[Figure content listings]
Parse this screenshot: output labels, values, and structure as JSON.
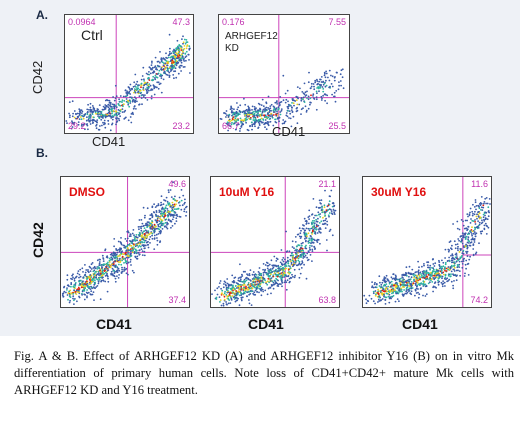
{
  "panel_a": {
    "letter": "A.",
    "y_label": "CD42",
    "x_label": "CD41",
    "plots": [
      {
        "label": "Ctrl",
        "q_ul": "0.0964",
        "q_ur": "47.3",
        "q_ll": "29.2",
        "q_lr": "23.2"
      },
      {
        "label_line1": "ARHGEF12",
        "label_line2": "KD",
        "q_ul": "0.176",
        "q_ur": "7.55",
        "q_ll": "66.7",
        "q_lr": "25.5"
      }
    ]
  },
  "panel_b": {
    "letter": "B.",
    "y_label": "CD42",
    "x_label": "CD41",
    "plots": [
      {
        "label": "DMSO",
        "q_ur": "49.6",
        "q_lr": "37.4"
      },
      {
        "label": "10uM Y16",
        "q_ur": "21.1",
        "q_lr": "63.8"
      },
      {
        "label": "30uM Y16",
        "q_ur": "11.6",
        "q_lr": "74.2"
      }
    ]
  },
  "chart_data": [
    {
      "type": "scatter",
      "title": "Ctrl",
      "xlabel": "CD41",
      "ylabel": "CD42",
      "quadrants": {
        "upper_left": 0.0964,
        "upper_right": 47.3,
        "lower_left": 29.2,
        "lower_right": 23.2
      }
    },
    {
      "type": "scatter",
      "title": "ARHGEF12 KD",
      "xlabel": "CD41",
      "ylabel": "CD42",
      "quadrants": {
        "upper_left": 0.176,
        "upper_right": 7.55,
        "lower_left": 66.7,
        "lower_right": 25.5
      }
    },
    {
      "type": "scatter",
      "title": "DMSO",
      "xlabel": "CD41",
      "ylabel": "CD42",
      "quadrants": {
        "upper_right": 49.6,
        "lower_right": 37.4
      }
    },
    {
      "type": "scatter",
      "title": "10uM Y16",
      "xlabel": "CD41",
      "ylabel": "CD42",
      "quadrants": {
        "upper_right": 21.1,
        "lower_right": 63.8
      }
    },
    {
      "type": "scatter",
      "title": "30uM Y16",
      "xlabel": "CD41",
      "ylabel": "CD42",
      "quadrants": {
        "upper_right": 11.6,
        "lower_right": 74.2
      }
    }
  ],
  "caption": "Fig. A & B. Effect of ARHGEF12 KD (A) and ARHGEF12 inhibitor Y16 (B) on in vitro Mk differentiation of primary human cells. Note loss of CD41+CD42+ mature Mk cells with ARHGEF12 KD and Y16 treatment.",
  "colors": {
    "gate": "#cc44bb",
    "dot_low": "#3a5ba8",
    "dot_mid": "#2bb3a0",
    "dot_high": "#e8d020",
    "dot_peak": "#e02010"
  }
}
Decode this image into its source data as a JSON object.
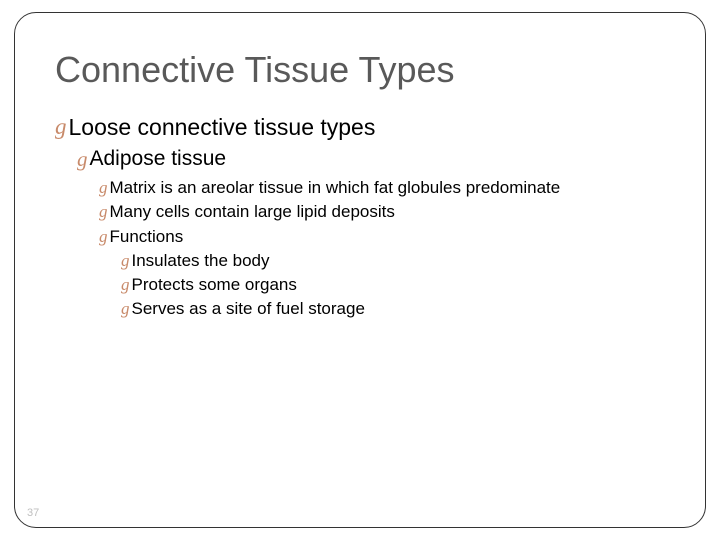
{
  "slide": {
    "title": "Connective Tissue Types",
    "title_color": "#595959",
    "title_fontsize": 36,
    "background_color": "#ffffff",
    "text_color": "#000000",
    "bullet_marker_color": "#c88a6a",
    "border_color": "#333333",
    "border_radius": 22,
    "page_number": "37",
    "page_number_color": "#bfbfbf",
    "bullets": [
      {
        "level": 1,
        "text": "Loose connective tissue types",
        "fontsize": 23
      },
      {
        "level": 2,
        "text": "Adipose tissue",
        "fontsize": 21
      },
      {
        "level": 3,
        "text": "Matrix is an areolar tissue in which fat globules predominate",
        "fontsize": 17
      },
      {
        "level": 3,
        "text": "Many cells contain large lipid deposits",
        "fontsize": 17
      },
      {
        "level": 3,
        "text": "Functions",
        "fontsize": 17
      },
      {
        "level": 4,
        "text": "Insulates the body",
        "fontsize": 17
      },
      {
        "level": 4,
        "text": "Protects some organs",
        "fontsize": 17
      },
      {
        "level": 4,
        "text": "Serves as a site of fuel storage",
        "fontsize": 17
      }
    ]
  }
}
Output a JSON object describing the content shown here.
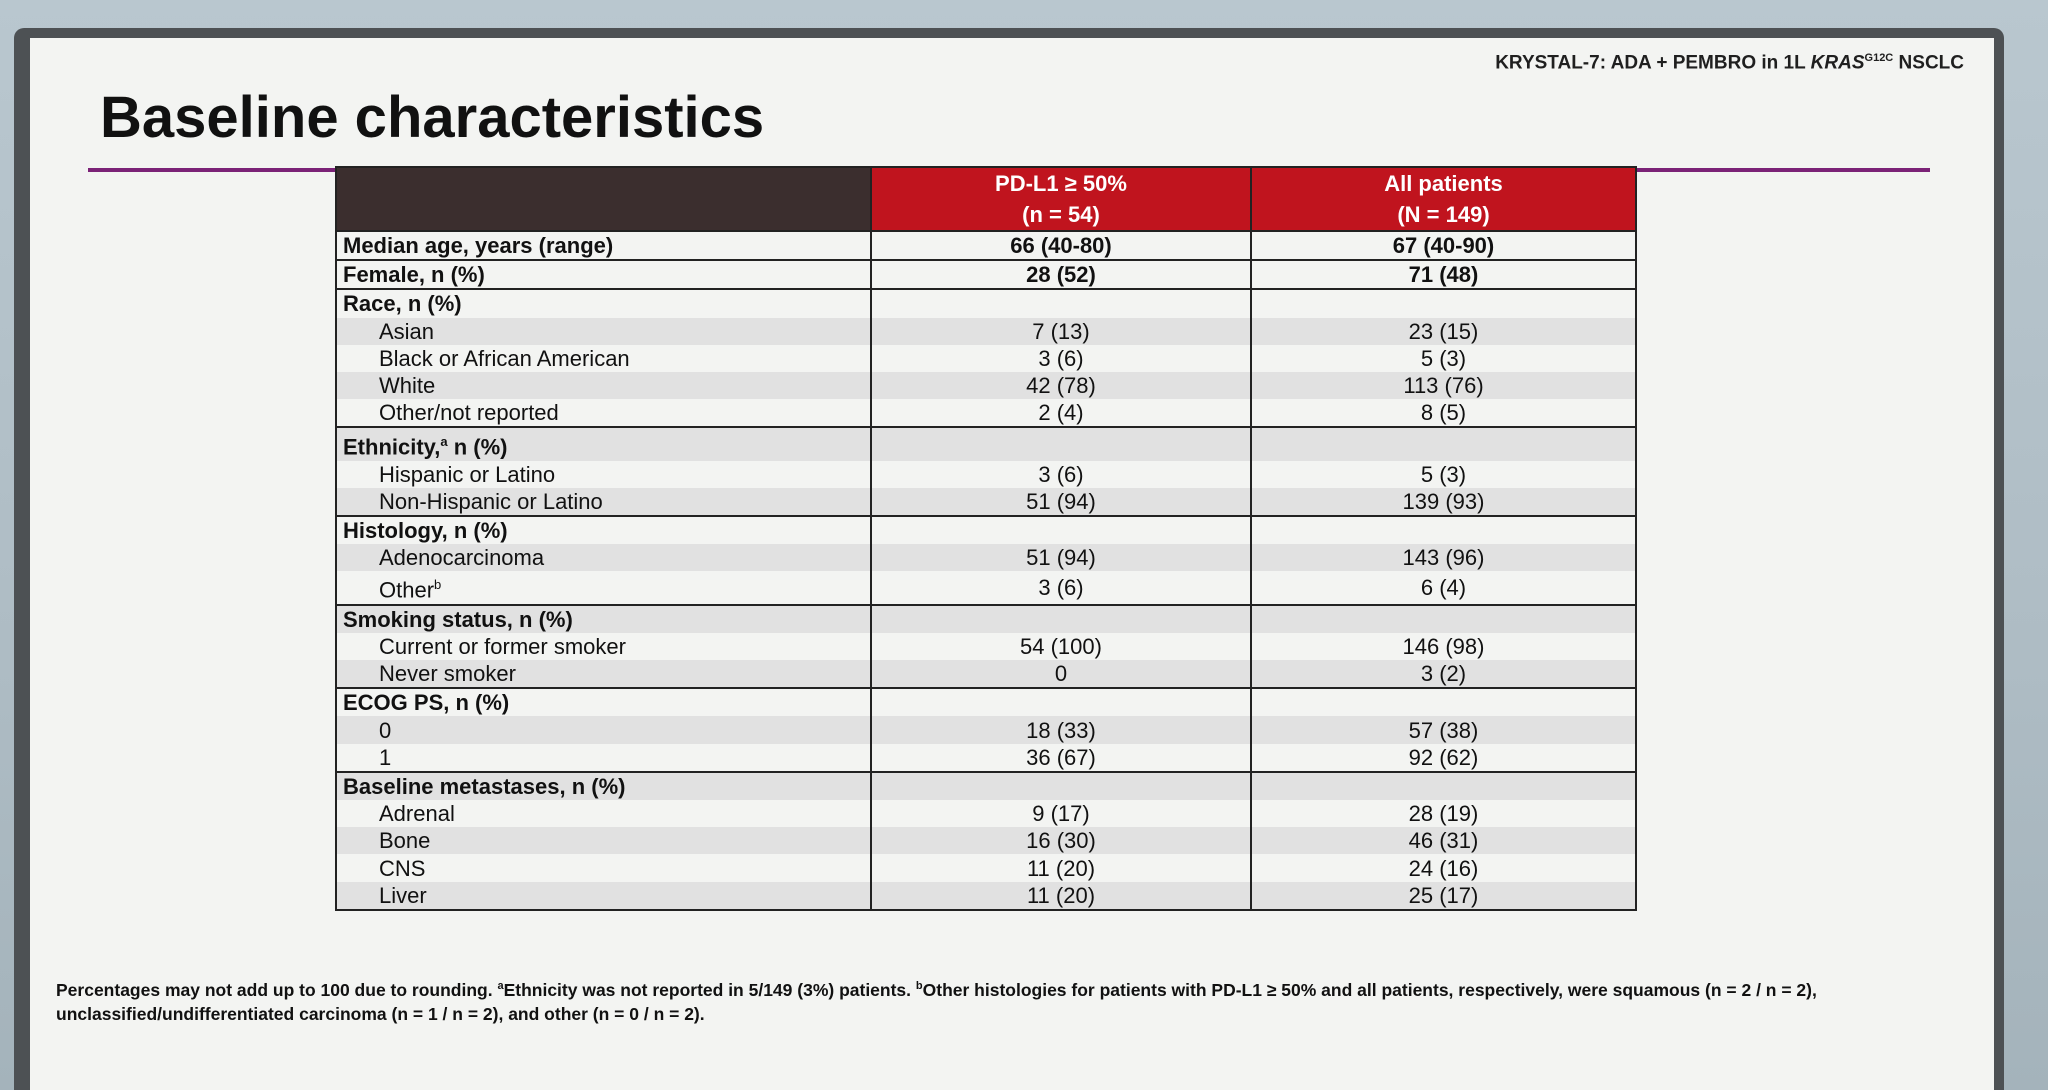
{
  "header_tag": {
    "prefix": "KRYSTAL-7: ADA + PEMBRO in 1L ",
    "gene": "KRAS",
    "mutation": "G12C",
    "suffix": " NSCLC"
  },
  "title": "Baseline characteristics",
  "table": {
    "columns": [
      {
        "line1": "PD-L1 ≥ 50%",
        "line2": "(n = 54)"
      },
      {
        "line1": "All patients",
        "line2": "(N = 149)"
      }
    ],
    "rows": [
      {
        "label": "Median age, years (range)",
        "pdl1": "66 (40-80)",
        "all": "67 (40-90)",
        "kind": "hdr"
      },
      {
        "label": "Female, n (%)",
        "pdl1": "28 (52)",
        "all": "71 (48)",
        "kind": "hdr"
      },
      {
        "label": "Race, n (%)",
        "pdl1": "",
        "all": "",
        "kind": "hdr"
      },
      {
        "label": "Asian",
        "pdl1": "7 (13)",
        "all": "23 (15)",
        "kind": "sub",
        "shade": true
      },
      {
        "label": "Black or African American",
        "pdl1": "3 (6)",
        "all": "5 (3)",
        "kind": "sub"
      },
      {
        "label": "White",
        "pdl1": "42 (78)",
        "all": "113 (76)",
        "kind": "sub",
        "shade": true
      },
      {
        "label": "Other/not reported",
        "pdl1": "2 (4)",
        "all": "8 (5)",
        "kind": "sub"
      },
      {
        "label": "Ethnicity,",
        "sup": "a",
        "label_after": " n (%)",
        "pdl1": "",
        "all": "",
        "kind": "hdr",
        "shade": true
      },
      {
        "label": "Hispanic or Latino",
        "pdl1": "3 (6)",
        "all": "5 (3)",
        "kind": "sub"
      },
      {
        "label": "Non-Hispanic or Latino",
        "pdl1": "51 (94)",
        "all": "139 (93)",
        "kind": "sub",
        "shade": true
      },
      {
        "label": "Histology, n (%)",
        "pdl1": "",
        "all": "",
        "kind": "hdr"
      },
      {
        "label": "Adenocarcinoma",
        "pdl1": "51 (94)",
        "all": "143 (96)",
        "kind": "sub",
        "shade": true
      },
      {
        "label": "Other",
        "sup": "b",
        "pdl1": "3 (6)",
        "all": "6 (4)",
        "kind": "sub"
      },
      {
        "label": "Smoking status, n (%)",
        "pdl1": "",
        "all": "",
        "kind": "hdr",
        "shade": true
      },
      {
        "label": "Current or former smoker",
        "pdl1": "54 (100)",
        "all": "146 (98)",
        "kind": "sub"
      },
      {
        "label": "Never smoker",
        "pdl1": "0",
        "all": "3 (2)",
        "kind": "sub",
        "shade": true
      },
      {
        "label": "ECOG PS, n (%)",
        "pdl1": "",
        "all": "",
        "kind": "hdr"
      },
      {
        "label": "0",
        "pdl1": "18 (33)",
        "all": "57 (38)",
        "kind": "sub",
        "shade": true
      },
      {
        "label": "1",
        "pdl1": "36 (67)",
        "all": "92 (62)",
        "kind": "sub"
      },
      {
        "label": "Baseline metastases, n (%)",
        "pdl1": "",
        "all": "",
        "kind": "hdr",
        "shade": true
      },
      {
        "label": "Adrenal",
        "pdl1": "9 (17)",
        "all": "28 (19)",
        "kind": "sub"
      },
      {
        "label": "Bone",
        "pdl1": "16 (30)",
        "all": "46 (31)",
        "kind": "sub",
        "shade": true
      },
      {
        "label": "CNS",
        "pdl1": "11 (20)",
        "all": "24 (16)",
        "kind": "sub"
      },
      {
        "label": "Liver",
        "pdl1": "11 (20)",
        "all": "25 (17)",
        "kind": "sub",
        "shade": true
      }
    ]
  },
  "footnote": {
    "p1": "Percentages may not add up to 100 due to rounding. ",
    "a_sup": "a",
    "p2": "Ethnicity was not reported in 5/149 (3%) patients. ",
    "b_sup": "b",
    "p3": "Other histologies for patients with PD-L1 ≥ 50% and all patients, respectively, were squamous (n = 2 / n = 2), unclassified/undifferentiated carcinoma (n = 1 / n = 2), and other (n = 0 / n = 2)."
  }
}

**WHAT TO PRODUCE:**
Every line in the records above that contains the word "smoker" is to be copied out.

**RESPONSE TO THE TASK:**
        "label": "Current or former smoker",
        "label": "Never smoker",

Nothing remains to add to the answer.